* DIRECTIONS FOR THIS TASK: Each line in the entries below that holds the string "xlabel" is to be listed.

* EXTRACTED RECORDS:
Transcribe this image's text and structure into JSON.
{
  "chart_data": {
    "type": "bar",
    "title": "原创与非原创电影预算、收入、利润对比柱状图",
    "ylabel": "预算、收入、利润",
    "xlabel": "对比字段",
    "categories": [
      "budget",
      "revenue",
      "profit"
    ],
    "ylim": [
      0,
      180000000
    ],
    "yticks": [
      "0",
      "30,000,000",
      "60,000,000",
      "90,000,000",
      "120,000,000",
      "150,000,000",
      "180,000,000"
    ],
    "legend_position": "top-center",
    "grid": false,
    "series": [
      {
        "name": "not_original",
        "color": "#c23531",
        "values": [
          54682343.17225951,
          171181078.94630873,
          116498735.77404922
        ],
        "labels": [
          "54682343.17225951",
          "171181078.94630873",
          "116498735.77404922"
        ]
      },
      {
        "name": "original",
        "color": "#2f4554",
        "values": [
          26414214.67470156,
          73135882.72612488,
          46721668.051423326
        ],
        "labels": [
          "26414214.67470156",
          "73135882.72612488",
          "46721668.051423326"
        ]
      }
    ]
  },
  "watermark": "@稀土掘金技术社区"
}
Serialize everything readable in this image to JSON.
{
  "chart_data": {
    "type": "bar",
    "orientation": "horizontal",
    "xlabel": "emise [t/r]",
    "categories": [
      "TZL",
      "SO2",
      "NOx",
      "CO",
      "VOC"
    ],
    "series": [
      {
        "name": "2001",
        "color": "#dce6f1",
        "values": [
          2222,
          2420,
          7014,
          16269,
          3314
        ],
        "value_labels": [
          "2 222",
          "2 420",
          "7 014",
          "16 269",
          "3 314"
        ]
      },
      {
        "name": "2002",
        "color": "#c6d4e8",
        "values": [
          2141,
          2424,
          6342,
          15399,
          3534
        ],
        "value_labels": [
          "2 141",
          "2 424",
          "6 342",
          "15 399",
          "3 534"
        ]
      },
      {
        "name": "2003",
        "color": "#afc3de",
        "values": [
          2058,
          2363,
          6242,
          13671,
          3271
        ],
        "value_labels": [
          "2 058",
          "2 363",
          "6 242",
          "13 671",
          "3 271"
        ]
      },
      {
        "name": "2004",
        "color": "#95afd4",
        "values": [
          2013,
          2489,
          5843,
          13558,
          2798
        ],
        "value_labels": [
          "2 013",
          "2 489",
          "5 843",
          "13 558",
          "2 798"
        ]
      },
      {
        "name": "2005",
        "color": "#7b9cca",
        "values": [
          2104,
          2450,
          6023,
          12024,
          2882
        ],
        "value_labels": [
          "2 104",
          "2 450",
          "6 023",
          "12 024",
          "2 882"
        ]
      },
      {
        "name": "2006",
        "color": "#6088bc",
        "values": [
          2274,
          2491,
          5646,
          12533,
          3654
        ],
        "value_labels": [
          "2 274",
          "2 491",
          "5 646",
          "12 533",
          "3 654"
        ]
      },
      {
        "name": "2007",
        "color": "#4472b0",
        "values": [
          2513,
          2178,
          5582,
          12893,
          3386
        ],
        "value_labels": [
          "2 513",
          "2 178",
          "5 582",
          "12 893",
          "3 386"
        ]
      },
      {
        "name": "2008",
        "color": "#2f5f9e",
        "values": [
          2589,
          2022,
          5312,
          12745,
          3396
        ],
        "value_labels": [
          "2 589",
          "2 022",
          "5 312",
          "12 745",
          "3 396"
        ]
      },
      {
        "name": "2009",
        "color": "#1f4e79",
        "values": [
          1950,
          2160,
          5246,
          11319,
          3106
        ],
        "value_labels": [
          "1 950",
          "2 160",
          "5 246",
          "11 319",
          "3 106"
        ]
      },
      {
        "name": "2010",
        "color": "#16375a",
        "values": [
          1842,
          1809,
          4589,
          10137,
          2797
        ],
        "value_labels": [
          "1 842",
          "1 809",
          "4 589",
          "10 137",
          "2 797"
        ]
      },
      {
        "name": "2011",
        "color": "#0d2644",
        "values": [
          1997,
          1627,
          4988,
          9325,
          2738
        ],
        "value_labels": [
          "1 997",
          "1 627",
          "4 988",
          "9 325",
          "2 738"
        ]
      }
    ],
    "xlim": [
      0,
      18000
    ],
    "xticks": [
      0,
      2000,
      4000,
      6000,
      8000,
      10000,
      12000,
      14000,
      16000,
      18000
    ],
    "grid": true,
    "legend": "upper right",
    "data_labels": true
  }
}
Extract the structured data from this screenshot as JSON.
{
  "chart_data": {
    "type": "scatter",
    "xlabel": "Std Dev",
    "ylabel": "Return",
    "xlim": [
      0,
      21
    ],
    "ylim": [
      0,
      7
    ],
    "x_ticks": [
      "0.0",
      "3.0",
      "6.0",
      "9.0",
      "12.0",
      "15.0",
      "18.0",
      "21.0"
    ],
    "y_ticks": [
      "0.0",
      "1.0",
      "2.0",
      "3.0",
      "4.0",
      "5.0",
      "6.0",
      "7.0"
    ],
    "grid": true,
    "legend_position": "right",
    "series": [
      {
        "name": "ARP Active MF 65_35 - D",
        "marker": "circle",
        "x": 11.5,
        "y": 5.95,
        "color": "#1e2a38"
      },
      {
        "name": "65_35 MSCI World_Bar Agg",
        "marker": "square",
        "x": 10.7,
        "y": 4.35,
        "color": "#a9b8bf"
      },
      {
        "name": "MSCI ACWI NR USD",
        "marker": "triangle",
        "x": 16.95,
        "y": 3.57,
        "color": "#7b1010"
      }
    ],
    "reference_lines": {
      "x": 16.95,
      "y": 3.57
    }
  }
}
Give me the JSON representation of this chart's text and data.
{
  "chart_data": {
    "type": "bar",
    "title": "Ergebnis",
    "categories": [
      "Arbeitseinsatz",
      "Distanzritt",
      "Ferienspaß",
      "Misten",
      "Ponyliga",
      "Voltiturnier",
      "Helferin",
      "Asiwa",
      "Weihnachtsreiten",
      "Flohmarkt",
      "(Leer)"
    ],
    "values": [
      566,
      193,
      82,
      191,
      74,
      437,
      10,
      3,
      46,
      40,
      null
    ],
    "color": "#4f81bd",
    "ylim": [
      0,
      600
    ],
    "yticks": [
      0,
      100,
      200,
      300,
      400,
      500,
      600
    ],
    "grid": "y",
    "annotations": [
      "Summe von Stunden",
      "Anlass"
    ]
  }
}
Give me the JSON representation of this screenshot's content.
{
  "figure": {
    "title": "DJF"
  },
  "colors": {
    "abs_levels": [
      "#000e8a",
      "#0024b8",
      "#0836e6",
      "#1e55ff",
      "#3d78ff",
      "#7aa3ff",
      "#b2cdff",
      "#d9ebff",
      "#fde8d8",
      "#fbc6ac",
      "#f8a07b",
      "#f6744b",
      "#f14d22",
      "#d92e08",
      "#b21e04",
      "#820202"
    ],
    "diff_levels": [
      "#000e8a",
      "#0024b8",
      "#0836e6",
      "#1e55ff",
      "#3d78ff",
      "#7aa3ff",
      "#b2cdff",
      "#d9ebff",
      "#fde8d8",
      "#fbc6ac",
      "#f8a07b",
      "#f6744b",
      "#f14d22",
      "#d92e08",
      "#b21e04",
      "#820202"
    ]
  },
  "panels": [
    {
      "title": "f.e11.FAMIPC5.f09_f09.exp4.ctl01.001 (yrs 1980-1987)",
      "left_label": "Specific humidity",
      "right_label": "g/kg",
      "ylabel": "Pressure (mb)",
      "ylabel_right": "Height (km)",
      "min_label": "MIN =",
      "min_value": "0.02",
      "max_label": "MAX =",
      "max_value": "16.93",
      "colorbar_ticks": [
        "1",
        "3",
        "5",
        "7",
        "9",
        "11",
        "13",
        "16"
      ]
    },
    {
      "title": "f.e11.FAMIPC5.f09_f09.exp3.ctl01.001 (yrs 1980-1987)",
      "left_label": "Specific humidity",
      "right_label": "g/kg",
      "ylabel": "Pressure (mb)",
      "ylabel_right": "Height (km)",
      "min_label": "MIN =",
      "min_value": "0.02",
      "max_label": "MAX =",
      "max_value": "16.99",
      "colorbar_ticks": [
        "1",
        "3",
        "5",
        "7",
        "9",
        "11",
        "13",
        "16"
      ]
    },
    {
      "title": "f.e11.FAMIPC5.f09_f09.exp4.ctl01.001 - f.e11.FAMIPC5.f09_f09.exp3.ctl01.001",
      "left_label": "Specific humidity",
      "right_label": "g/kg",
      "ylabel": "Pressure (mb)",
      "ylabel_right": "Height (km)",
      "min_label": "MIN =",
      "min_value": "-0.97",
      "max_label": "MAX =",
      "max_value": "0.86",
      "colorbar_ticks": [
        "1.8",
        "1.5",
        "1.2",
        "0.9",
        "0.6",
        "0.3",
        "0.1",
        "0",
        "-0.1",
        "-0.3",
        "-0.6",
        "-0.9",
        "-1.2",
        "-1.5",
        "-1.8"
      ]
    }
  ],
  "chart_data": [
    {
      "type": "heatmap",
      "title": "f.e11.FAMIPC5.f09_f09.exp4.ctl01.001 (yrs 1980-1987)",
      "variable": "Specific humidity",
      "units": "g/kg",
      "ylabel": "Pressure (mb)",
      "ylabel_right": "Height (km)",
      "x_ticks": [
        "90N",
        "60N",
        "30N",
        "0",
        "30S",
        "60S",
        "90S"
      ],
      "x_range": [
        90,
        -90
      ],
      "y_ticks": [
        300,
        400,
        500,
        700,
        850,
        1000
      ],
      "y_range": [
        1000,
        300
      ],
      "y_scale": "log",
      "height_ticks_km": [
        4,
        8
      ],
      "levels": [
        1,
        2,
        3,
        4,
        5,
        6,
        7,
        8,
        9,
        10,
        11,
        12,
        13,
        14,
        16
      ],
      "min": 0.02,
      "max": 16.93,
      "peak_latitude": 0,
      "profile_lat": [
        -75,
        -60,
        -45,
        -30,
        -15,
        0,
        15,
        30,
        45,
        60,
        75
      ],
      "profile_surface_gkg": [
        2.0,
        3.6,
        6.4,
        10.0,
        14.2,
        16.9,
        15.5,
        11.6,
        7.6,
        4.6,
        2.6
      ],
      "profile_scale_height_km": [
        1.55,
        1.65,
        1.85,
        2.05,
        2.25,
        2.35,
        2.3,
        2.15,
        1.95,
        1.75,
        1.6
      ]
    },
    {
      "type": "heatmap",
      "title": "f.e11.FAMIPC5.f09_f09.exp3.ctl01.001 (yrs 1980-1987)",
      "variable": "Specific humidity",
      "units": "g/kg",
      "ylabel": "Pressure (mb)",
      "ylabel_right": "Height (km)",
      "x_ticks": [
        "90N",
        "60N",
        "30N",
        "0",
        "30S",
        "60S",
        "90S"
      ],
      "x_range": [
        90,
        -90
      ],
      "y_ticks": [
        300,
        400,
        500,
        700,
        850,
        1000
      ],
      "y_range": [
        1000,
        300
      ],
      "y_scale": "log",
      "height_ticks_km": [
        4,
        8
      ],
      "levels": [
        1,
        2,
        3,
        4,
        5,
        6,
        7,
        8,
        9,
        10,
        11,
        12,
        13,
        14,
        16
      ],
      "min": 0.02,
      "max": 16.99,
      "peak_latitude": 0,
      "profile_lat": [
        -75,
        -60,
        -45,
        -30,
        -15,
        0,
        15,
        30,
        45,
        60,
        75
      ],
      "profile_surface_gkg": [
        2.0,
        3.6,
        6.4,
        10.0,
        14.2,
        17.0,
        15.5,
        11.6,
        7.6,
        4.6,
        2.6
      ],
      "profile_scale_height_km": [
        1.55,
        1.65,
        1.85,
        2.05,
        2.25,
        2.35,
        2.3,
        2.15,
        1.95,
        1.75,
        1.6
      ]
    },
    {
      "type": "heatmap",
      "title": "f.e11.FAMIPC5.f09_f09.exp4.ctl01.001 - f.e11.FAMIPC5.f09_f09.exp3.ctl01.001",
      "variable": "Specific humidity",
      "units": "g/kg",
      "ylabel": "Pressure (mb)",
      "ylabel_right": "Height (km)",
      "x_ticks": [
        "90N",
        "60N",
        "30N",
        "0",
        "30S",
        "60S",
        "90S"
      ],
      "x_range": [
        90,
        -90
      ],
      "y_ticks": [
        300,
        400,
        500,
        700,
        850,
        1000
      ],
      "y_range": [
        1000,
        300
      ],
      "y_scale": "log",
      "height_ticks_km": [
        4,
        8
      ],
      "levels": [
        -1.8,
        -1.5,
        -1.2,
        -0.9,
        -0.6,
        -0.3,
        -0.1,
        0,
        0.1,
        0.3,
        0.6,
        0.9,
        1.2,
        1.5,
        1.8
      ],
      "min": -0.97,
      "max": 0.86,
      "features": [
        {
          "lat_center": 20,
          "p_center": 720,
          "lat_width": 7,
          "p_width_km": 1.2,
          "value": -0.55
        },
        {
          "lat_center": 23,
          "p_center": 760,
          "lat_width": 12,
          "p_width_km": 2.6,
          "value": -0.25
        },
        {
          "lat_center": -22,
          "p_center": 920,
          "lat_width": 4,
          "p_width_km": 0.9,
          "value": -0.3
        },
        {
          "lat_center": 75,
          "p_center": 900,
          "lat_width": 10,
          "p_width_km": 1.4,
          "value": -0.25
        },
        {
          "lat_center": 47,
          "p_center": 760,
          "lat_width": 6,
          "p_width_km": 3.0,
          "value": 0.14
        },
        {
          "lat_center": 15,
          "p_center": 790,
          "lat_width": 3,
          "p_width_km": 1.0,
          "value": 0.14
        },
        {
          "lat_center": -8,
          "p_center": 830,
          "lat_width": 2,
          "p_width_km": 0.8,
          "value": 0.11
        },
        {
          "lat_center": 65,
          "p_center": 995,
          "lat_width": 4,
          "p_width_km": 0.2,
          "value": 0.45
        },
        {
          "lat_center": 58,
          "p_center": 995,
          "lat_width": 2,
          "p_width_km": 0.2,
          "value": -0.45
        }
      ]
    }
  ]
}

* THE OUTPUT:
    "xlabel": "对比字段",
    "xlabel": "emise [t/r]",
    "xlabel": "Std Dev",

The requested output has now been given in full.